From the line that contains "Enumerate this screenshot's" through the closing line of the entries, write out each line exactly; pictures stay out.

(Figure data in JSON)
============

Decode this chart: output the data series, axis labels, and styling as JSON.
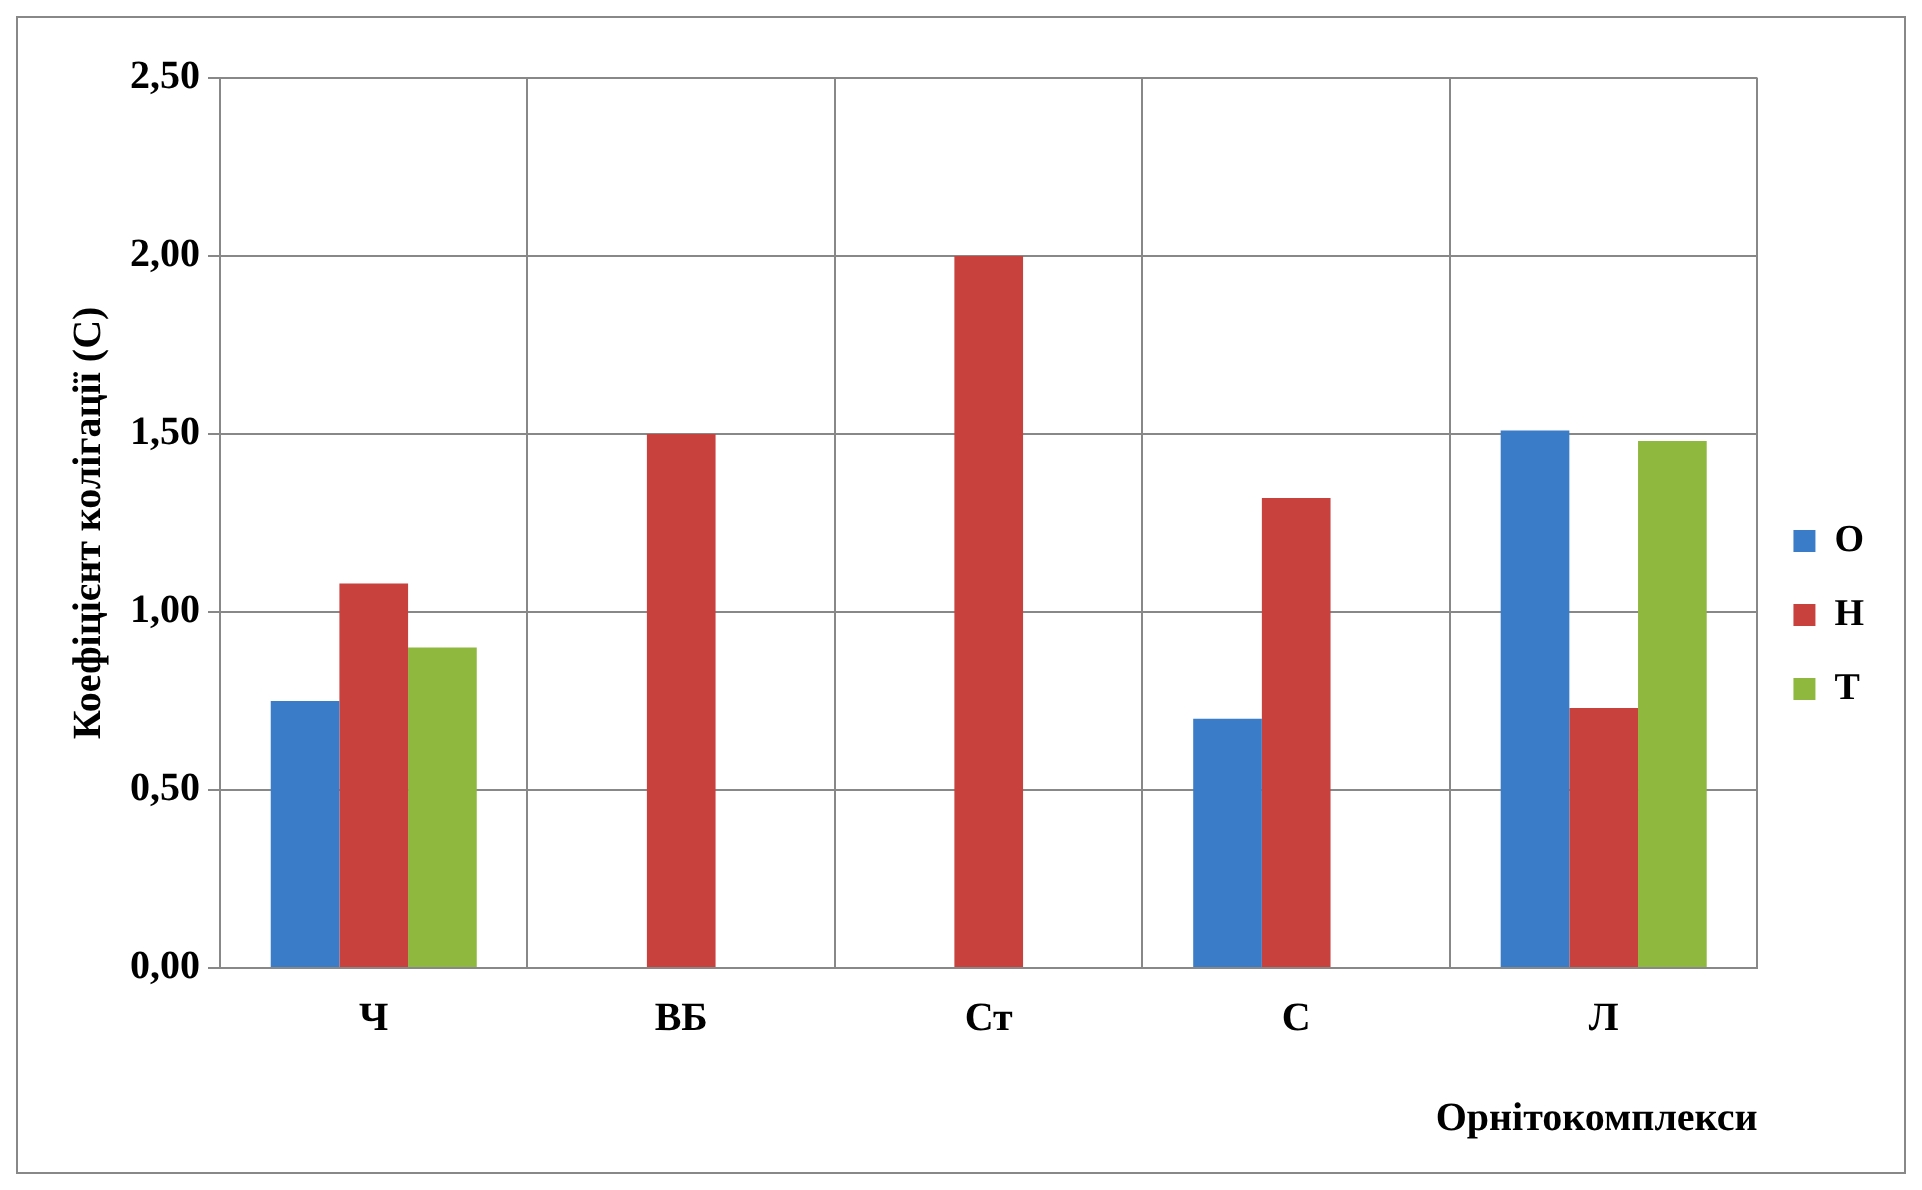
{
  "chart_data": {
    "type": "bar",
    "xlabel": "Орнітокомплекси",
    "ylabel": "Коефіцієнт колігації (С)",
    "categories": [
      "Ч",
      "ВБ",
      "Ст",
      "С",
      "Л"
    ],
    "series": [
      {
        "name": "О",
        "color": "#3a7cc8",
        "values": [
          0.75,
          null,
          null,
          0.7,
          1.51
        ]
      },
      {
        "name": "Н",
        "color": "#c8413d",
        "values": [
          1.08,
          1.5,
          2.0,
          1.32,
          0.73
        ]
      },
      {
        "name": "Т",
        "color": "#8fb83e",
        "values": [
          0.9,
          null,
          null,
          null,
          1.48
        ]
      }
    ],
    "ylim": [
      0,
      2.5
    ],
    "yticks": [
      {
        "value": 0,
        "label": "0,00"
      },
      {
        "value": 0.5,
        "label": "0,50"
      },
      {
        "value": 1,
        "label": "1,00"
      },
      {
        "value": 1.5,
        "label": "1,50"
      },
      {
        "value": 2,
        "label": "2,00"
      },
      {
        "value": 2.5,
        "label": "2,50"
      }
    ],
    "grid": true,
    "legend": "right"
  }
}
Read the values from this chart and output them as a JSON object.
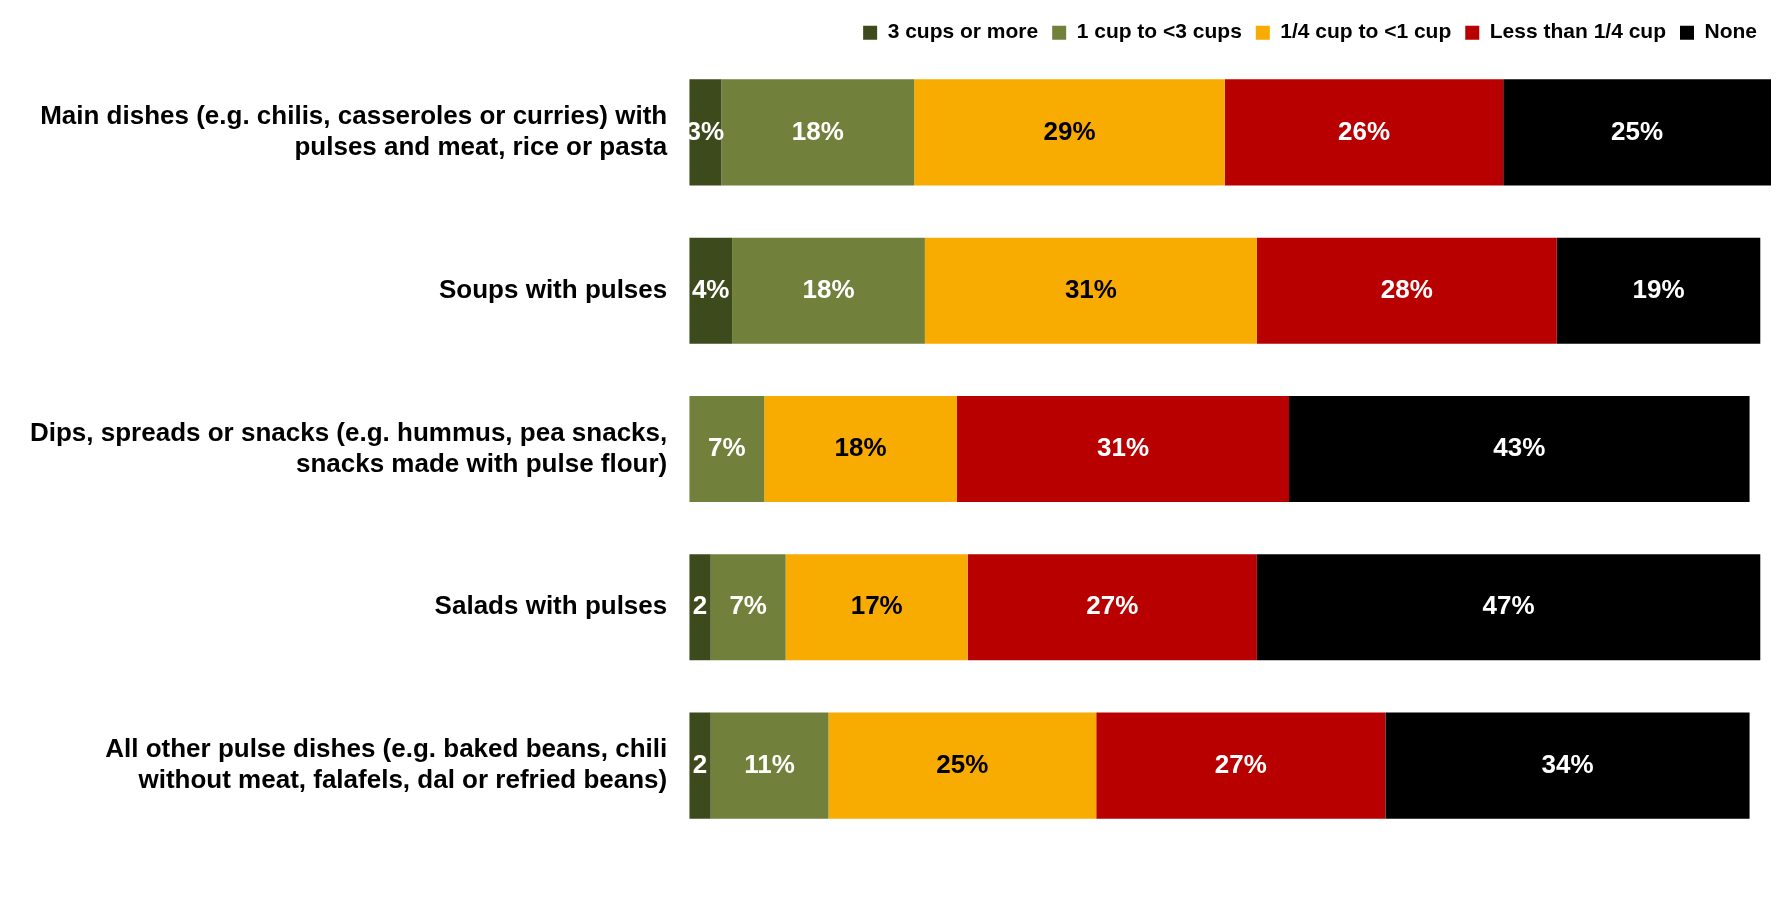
{
  "chart_data": {
    "type": "bar",
    "orientation": "horizontal",
    "stacked": true,
    "legend": "top right",
    "tick_labels": "y",
    "grid": false,
    "categories": [
      "Main dishes (e.g. chilis, casseroles or curries) with pulses and meat, rice or pasta",
      "Soups with pulses",
      "Dips, spreads or snacks (e.g. hummus, pea snacks, snacks made with pulse flour)",
      "Salads with pulses",
      "All other pulse dishes (e.g. baked beans, chili without meat, falafels, dal or refried beans)"
    ],
    "series": [
      {
        "name": "3 cups or more",
        "color": "#3c4a1c",
        "values": [
          3,
          4,
          null,
          2,
          2
        ],
        "value_labels": [
          "3%",
          "4%",
          null,
          "2",
          "2"
        ]
      },
      {
        "name": "1 cup to <3 cups",
        "color": "#71803b",
        "values": [
          18,
          18,
          7,
          7,
          11
        ],
        "value_labels": [
          "18%",
          "18%",
          "7%",
          "7%",
          "11%"
        ]
      },
      {
        "name": "1/4 cup to <1 cup",
        "color": "#f8ab00",
        "values": [
          29,
          31,
          18,
          17,
          25
        ],
        "value_labels": [
          "29%",
          "31%",
          "18%",
          "17%",
          "25%"
        ]
      },
      {
        "name": "Less than 1/4 cup",
        "color": "#b80000",
        "values": [
          26,
          28,
          31,
          27,
          27
        ],
        "value_labels": [
          "26%",
          "28%",
          "31%",
          "27%",
          "27%"
        ]
      },
      {
        "name": "None",
        "color": "#000000",
        "values": [
          25,
          19,
          43,
          47,
          34
        ],
        "value_labels": [
          "25%",
          "19%",
          "43%",
          "47%",
          "34%"
        ]
      }
    ]
  }
}
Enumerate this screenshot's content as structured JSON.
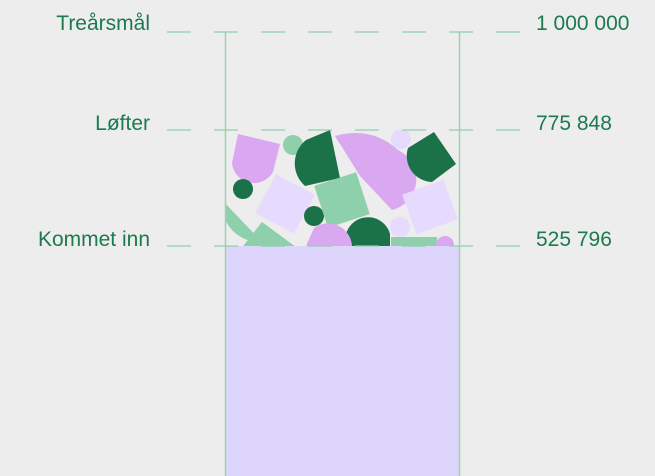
{
  "colors": {
    "text": "#1c7a4e",
    "dash": "#8fd0ad",
    "column_line": "#97d4b3",
    "fill": "#ddd5fb",
    "dark_green": "#1b7249",
    "mid_green": "#8ecfac",
    "pink": "#d9a8f0",
    "lavender": "#e6dbfe",
    "background": "#ededed"
  },
  "levels": {
    "goal": {
      "label": "Treårsmål",
      "value": "1 000 000",
      "amount": 1000000
    },
    "pledged": {
      "label": "Løfter",
      "value": "775 848",
      "amount": 775848
    },
    "collected": {
      "label": "Kommet inn",
      "value": "525 796",
      "amount": 525796
    }
  }
}
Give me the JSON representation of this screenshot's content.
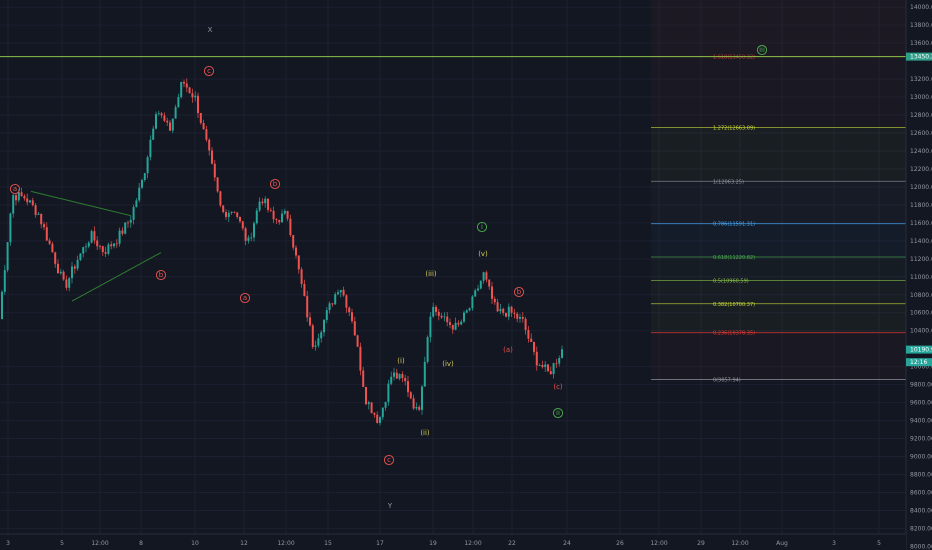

============

Final answer:
Enumerate this screenshot's content as structured JSON.
{
  "colors": {
    "text": "#1c7a4e",
    "dash": "#8fd0ad",
    "column_line": "#97d4b3",
    "fill": "#ddd5fb",
    "dark_green": "#1b7249",
    "mid_green": "#8ecfac",
    "pink": "#d9a8f0",
    "lavender": "#e6dbfe",
    "background": "#ededed"
  },
  "levels": {
    "goal": {
      "label": "Treårsmål",
      "value": "1 000 000",
      "amount": 1000000
    },
    "pledged": {
      "label": "Løfter",
      "value": "775 848",
      "amount": 775848
    },
    "collected": {
      "label": "Kommet inn",
      "value": "525 796",
      "amount": 525796
    }
  }
}
Give me the JSON representation of this screenshot's content.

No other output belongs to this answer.